__Given exercise__:
Every record below should be transcribed exactly. Omit the images.

START Entries provided

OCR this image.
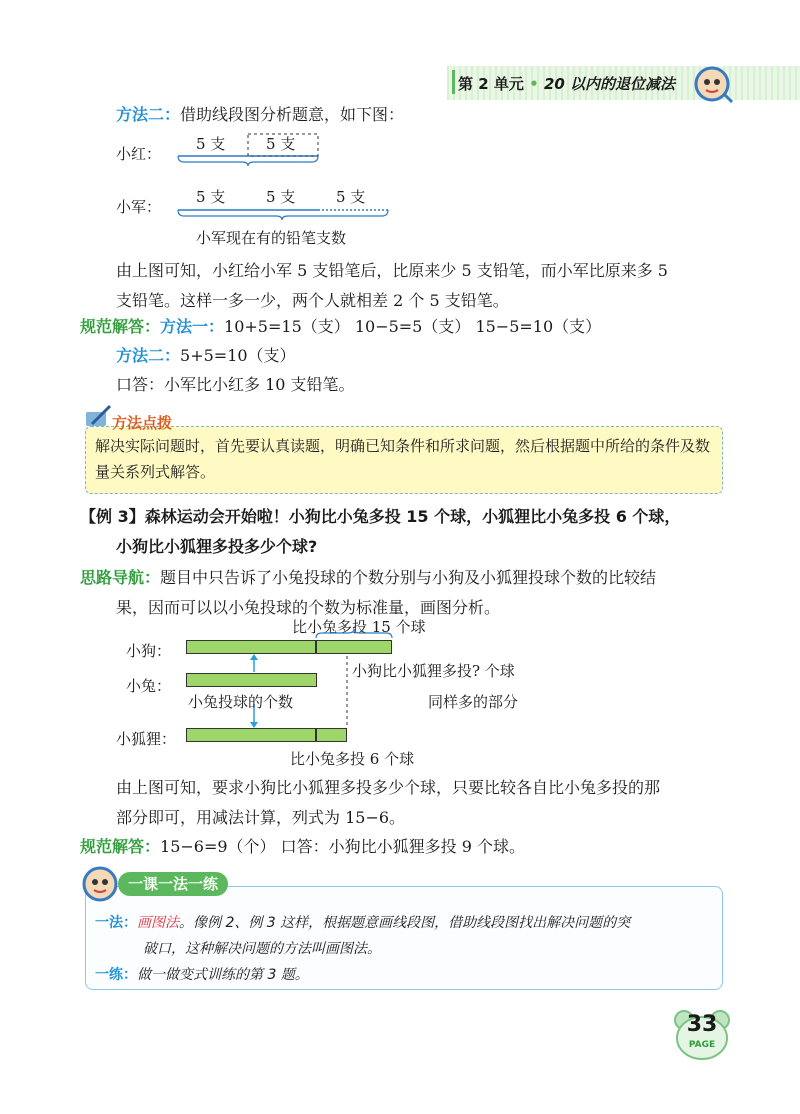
第 2 单元 • 20 以内的退位减法
方法二：借助线段图分析题意，如下图：
小红：
小军：
5 支	5 支
5 支	5 支	5 支
小军现在有的铅笔支数
由上图可知，小红给小军 5 支铅笔后，比原来少 5 支铅笔，而小军比原来多 5
支铅笔。这样一多一少，两个人就相差 2 个 5 支铅笔。
规范解答：方法一：10+5=15（支） 10−5=5（支） 15−5=10（支）
方法二：5+5=10（支）
口答：小军比小红多 10 支铅笔。
方法点拨
解决实际问题时，首先要认真读题，明确已知条件和所求问题，然后根据题中所给的条件及数量关系列式解答。
【例 3】森林运动会开始啦！小狗比小兔多投 15 个球，小狐狸比小兔多投 6 个球，
小狗比小狐狸多投多少个球?
思路导航：题目中只告诉了小兔投球的个数分别与小狗及小狐狸投球个数的比较结
果，因而可以以小兔投球的个数为标准量，画图分析。
比小兔多投 15 个球
小狗：
小兔：
小狐狸：
小狗比小狐狸多投? 个球
小兔投球的个数	同样多的部分
比小兔多投 6 个球
由上图可知，要求小狗比小狐狸多投多少个球，只要比较各自比小兔多投的那
部分即可，用减法计算，列式为 15−6。
规范解答：15−6=9（个） 口答：小狗比小狐狸多投 9 个球。
一课一法一练
一法：画图法。像例 2、例 3 这样，根据题意画线段图，借助线段图找出解决问题的突
破口，这种解决问题的方法叫画图法。
一练：做一做变式训练的第 3 题。
33
PAGE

END Entries provided

__Expected output__:
OCR this image.
第 2 单元 • 20 以内的退位减法
方法二：借助线段图分析题意，如下图：
小红：
小军：
5 支	5 支
5 支	5 支	5 支
小军现在有的铅笔支数
由上图可知，小红给小军 5 支铅笔后，比原来少 5 支铅笔，而小军比原来多 5
支铅笔。这样一多一少，两个人就相差 2 个 5 支铅笔。
规范解答：方法一：10+5=15（支） 10−5=5（支） 15−5=10（支）
方法二：5+5=10（支）
口答：小军比小红多 10 支铅笔。
方法点拨
解决实际问题时，首先要认真读题，明确已知条件和所求问题，然后根据题中所给的条件及数量关系列式解答。
【例 3】森林运动会开始啦！小狗比小兔多投 15 个球，小狐狸比小兔多投 6 个球，
小狗比小狐狸多投多少个球?
思路导航：题目中只告诉了小兔投球的个数分别与小狗及小狐狸投球个数的比较结
果，因而可以以小兔投球的个数为标准量，画图分析。
比小兔多投 15 个球
小狗：
小兔：
小狐狸：
小狗比小狐狸多投? 个球
小兔投球的个数	同样多的部分
比小兔多投 6 个球
由上图可知，要求小狗比小狐狸多投多少个球，只要比较各自比小兔多投的那
部分即可，用减法计算，列式为 15−6。
规范解答：15−6=9（个） 口答：小狗比小狐狸多投 9 个球。
一课一法一练
一法：画图法。像例 2、例 3 这样，根据题意画线段图，借助线段图找出解决问题的突
破口，这种解决问题的方法叫画图法。
一练：做一做变式训练的第 3 题。
33
PAGE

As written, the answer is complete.